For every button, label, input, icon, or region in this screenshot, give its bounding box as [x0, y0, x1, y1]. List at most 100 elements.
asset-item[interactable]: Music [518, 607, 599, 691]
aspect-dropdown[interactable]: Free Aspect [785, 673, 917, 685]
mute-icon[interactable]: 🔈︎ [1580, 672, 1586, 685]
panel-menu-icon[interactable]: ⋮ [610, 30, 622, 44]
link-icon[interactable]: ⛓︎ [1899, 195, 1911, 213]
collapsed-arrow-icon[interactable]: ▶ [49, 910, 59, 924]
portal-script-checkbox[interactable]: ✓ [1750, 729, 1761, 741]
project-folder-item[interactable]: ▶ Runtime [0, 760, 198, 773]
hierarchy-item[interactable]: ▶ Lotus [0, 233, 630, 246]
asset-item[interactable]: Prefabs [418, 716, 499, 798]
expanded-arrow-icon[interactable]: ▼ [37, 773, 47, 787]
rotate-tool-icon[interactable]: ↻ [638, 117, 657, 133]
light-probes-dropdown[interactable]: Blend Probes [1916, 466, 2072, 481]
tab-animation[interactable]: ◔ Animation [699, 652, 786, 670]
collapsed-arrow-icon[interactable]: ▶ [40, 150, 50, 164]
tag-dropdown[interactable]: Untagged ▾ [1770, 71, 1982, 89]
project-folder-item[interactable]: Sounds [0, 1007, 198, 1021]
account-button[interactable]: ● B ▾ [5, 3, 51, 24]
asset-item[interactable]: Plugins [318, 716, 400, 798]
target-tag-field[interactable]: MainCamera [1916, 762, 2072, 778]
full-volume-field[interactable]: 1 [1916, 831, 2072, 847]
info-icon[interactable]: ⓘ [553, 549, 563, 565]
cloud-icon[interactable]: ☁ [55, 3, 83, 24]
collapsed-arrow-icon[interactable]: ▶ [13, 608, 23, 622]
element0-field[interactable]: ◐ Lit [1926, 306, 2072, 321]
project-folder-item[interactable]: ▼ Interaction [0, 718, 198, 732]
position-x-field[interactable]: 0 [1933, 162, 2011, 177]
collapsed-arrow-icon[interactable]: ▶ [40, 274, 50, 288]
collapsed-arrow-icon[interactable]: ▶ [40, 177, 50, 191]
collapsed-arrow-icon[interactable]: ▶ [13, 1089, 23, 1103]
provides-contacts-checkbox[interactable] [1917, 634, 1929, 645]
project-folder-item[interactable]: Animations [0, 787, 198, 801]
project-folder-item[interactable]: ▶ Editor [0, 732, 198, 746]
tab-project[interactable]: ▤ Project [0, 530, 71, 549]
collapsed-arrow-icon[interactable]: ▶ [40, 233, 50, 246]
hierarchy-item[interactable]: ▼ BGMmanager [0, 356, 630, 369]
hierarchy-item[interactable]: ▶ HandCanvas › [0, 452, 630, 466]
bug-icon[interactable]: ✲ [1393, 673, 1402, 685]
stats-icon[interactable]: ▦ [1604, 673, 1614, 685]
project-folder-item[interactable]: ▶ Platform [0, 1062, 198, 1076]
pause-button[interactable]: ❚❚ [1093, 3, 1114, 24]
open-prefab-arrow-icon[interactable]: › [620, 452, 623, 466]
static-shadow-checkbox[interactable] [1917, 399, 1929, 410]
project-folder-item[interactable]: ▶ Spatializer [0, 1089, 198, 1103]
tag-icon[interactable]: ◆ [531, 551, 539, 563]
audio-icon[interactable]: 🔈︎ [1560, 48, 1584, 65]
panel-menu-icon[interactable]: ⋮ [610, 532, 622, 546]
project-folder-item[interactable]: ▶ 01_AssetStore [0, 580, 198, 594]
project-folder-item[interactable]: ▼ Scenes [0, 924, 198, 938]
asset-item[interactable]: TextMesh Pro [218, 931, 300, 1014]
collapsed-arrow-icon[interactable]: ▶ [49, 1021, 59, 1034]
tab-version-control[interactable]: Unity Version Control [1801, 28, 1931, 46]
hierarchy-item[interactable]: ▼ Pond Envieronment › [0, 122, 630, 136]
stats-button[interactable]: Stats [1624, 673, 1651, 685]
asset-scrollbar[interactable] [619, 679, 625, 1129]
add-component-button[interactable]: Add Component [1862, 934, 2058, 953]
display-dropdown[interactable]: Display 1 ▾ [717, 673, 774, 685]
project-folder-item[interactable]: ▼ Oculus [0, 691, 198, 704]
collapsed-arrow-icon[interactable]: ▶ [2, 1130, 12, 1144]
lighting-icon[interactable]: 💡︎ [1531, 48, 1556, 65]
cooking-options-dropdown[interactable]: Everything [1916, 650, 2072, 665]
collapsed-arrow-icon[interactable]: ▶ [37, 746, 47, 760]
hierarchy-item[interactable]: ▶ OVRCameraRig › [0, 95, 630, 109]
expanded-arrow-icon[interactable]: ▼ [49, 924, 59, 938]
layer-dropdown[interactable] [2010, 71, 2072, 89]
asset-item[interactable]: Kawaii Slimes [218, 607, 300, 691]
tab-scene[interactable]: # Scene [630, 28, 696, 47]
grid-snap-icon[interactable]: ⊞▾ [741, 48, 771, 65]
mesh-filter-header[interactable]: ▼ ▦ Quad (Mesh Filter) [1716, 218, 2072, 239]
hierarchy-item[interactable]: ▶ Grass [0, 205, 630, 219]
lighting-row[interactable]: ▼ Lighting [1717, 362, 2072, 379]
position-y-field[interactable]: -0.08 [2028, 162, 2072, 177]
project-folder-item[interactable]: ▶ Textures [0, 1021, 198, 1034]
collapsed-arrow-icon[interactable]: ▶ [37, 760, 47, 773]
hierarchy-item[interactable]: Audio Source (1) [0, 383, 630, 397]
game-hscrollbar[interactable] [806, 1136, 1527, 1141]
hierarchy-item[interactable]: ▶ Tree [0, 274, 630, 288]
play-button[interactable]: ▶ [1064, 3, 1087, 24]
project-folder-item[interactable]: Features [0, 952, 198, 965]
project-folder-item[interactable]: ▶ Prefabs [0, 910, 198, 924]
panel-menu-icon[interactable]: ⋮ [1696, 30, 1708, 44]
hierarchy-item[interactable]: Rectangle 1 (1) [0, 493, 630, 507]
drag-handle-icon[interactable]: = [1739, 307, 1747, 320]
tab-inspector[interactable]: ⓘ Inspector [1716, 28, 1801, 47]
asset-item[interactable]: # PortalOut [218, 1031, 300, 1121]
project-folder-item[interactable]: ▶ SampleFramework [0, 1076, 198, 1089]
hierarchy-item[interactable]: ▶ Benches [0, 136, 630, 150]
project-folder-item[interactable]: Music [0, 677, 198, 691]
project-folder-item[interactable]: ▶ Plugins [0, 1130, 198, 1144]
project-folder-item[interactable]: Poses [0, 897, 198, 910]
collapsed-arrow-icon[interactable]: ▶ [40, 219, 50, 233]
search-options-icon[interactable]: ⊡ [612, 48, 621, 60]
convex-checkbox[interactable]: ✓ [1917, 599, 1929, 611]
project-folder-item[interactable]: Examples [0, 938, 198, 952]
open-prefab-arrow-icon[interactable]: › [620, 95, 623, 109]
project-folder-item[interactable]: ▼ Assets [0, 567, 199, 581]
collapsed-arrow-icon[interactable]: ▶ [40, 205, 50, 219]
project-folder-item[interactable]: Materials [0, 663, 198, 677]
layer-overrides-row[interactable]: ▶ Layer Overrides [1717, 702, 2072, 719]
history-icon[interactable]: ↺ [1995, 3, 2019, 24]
+---+
Write out word for word everything from the first of the lines above down to the one containing "project-folder-item[interactable]: ▶ Runtime", including that line.

> **Task output**
For every button, label, input, icon, or region in this screenshot, give its bounding box as [x0, y0, x1, y1]. List at most 100 elements.
asset-item[interactable]: Music [518, 607, 599, 691]
aspect-dropdown[interactable]: Free Aspect [785, 673, 917, 685]
mute-icon[interactable]: 🔈︎ [1580, 672, 1586, 685]
panel-menu-icon[interactable]: ⋮ [610, 30, 622, 44]
link-icon[interactable]: ⛓︎ [1899, 195, 1911, 213]
collapsed-arrow-icon[interactable]: ▶ [49, 910, 59, 924]
portal-script-checkbox[interactable]: ✓ [1750, 729, 1761, 741]
project-folder-item[interactable]: ▶ Runtime [0, 760, 198, 773]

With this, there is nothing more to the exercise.